* begin Provided text *

On Thursday, January 17, a Seventh Circuit Court of Appeals panel led by Judge Richard A. Posner handed down the Circuit’s second crack at the “strong inference” standard in the Tellabs matter. Makor Issues & Rights, Ltd. v. Tellabs, Inc., __ F.3d __, No. 04-1687, 2008 U.S. App. LEXIS 975 (7th Cir. Jan. 17, 2008). This latest Tellabs opinion (“Tellabs II”) arose out of a “comeback” case for the Seventh Circuit, following the United States Supreme Court’s June 2007 rejection of the Circuit’s initial attempt to divine the Securities Exchange Act of 1934’s “strong inference” of scienter requirement, as amended by the Private Securities Litigation Reform Act of 1995 (“PSLRA”). See Tellabs, Inc. v. Makor Issues & Rights, Ltd., ___ U.S. ___, 127 S. Ct. 2499 (2007) (vacating and remanding Makor Issues & Rights, Ltd. v. Tellabs, Inc. (“Tellabs I”), 437 F.3d 588 (7th Cir. 2006)).

* end Provided text *

Written problem A. Translate this sentence from the passage on the Tellabs ruling into Spanish: "On Thursday, January 17, a Seventh Circuit Court of Appeals panel led by Judge Richard A. Posner handed down the Circuit’s second crack at the “strong inference” standard in the Tellabs matter."
Written problem B.
Please answer these questions using the passage on the Tellabs ruling:
(i) Which judge led the Seventh Circuit panel?
(ii) In what month and year did the Supreme Court reject the Circuit's initial attempt?
(iii) Which 1995 act amended the "strong inference" of scienter requirement?
Written problem C. Carry the passage on the Tellabs ruling forward from its last sentence.

* begin Information given *

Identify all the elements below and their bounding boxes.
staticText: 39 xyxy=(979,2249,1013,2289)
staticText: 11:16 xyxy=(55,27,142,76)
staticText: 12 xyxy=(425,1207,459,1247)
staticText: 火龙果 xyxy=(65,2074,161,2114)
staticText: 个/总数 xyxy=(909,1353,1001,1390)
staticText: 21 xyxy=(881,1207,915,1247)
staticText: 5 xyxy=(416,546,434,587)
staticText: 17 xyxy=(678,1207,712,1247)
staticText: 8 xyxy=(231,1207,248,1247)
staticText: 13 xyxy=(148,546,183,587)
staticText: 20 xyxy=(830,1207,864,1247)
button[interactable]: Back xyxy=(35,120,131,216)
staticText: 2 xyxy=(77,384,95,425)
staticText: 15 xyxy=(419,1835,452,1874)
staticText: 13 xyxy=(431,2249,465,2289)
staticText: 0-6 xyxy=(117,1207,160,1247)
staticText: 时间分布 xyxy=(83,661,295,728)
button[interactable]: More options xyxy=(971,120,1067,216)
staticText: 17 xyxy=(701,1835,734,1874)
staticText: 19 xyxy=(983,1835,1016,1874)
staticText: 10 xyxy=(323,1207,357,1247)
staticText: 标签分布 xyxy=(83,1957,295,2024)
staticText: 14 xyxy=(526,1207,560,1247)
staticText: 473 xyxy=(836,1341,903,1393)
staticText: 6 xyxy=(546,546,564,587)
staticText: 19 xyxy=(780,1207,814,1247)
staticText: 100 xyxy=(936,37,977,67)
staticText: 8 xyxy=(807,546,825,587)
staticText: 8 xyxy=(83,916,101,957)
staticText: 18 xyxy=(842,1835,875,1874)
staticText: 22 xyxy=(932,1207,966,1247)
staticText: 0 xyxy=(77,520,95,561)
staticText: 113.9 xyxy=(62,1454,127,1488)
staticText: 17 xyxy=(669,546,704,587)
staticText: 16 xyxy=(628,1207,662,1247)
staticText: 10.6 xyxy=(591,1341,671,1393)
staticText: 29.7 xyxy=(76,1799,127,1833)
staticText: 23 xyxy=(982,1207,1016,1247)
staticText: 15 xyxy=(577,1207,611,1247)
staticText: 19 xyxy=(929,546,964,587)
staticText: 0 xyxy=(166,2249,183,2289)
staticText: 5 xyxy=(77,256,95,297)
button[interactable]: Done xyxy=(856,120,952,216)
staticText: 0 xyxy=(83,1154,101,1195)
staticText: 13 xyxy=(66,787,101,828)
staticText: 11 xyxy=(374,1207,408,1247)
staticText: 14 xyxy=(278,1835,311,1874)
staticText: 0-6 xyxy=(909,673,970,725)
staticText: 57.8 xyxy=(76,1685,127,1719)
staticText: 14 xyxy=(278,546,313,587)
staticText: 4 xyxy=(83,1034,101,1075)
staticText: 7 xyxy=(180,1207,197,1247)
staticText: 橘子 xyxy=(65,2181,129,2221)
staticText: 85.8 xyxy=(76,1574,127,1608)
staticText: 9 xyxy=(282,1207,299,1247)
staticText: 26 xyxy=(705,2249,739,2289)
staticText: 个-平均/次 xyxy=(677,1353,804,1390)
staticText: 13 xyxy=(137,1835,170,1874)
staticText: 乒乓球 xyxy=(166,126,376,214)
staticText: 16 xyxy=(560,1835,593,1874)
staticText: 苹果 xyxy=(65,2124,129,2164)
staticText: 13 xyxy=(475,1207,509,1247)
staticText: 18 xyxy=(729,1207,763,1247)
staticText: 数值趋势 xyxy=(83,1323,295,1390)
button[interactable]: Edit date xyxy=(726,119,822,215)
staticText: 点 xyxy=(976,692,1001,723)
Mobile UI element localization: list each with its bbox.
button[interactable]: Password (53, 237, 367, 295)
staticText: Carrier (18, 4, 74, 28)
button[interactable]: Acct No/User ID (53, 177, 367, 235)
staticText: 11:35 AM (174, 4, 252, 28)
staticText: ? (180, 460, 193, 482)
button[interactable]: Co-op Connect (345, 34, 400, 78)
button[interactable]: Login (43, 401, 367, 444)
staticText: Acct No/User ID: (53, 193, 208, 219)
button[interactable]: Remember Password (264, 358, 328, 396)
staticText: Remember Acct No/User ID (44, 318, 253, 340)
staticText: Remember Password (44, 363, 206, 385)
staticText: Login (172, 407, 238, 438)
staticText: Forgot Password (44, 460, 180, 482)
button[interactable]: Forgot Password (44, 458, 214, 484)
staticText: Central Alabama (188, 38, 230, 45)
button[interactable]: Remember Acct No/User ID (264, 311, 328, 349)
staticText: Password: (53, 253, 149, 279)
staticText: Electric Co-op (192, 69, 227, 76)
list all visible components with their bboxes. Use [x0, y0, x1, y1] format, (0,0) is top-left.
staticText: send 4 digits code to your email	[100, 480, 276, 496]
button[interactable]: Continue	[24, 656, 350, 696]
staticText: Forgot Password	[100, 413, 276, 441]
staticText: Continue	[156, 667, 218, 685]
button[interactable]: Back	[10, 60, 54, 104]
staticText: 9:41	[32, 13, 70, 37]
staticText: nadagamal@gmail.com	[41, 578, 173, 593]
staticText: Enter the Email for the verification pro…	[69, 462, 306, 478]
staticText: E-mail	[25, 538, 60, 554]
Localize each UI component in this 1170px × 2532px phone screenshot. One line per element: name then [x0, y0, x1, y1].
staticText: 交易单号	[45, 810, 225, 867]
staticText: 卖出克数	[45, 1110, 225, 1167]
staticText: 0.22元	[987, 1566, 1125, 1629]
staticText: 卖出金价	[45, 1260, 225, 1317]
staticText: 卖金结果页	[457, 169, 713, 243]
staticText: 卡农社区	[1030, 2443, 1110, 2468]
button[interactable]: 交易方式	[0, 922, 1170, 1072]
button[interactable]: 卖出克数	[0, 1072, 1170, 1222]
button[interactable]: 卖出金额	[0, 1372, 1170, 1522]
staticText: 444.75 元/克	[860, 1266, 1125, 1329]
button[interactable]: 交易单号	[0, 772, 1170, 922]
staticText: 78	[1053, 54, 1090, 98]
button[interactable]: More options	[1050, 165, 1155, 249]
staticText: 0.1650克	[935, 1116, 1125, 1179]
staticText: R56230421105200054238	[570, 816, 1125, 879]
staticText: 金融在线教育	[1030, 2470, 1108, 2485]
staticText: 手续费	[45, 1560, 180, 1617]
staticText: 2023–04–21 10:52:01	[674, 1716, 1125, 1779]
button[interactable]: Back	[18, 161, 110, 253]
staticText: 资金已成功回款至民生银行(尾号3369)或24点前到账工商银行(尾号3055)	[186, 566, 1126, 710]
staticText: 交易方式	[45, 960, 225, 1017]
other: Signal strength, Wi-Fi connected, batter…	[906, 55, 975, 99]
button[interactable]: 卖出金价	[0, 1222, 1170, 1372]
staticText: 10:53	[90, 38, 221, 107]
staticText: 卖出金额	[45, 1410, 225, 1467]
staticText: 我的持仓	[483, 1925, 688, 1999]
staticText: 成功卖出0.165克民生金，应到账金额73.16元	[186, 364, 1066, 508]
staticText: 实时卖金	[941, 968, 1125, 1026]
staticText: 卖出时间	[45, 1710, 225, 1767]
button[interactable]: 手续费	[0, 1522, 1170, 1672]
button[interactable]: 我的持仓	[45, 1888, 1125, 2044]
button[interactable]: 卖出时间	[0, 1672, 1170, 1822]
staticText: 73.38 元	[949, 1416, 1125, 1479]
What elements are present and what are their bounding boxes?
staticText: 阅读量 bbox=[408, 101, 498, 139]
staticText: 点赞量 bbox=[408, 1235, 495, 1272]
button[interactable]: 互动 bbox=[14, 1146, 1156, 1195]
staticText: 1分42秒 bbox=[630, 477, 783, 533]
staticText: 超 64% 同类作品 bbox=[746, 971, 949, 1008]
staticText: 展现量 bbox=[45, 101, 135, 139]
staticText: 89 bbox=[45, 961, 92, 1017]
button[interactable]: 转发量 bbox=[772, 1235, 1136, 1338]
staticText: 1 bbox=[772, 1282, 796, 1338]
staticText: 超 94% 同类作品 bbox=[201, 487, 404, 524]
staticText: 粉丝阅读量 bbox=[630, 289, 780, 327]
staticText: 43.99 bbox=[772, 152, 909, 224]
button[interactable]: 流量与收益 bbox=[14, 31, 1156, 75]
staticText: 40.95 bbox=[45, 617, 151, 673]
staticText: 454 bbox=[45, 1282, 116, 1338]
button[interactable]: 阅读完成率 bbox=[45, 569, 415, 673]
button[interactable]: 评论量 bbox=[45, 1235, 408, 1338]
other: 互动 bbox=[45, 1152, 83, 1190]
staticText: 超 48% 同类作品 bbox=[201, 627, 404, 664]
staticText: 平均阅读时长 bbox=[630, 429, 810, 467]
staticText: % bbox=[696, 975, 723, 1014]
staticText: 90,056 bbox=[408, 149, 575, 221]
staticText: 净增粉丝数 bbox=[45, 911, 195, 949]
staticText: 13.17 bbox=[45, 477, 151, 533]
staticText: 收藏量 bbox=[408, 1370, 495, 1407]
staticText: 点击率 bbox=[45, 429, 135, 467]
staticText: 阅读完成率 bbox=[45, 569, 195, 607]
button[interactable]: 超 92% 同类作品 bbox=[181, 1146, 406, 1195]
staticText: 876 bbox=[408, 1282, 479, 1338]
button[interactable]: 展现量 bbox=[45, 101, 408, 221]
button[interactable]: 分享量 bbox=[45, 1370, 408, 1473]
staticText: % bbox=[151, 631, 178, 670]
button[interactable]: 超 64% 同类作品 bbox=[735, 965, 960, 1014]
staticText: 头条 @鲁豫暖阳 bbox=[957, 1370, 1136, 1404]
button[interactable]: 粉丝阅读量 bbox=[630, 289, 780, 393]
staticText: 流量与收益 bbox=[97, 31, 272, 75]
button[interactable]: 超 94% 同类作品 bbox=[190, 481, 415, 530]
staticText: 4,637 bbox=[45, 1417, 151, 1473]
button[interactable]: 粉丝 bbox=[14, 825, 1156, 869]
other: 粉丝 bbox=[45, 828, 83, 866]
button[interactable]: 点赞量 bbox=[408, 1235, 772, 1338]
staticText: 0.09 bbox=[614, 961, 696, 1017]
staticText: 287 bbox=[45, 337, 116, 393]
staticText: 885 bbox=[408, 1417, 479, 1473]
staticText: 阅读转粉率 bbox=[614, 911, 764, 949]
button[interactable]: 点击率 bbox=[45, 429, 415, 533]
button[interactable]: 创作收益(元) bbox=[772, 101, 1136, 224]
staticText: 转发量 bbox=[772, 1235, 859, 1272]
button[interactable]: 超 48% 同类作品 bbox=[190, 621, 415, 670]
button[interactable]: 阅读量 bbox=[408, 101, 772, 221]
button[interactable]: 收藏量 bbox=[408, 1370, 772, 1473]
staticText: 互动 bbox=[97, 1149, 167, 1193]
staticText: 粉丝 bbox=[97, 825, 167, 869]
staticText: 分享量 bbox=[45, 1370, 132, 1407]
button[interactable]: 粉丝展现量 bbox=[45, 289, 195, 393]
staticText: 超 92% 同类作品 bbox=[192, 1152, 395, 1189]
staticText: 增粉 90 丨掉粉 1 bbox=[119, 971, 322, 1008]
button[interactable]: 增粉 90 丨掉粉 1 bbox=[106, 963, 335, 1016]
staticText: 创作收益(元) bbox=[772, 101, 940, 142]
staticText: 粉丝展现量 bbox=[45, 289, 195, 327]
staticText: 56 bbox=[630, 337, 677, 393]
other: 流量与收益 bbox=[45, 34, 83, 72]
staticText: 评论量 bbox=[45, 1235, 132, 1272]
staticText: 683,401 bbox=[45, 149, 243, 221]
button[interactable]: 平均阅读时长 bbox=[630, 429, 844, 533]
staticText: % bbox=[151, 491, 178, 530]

* end Information given *

Task output A. El jueves 17 de enero, un panel del Tribunal de Apelaciones del Séptimo Circuito encabezado por el juez Richard A. Posner emitió el segundo intento del Circuito de abordar el estándar de la “inferencia sólida” en el caso Tellabs.

Task output B.
(i) Judge Richard A. Posner
(ii) June 2007
(iii) The Private Securities Litigation Reform Act of 1995 (PSLRA)

Task output C.
By way of background, the Tellabs saga involved a manufacturer of specialized fiber-optic equipment which, along with several of its top officers, was accused of securities fraud by investors. After repeatedly providing optimistic reassurances in late 2000/early 2001 about the company’s financials, projected revenues/earnings, and demand for its main products, the bombshell, contradictory truth burst in mid-2001: the fiber-optics bubble had already burst in the prior year, purported demand for Tellabs’s core products was actually a sham, and the company’s revenues and profits were plummeting. Not surprisingly, Tellabs stock fell from its class-period peak of $67 to just under $16, and outraged investors filed suit.

Following the district court’s dismissal of the investors’ securities-fraud complaint, the Seventh Circuit reversed in part and held that the investors had met the “strong inference” of scienter standard by alleging facts “from which, if true, a reasonable person could infer that the defendant acted with the requisite intent.” (While stating that holding, the Seventh Circuit explicitly rejected a more-stringent standard that had been adopted by the Sixth Circuit – i.e., that plaintiffs’ inferences had to be more plausible than any competing inferences. Cf. Fidel v. Farley, 392 F.3d 220, 227 (6th Cir. 2004) (PSLRA’s heightened pleading requirements mean that “‘plaintiffs are entitled only to the most plausible of competing inferences’”)).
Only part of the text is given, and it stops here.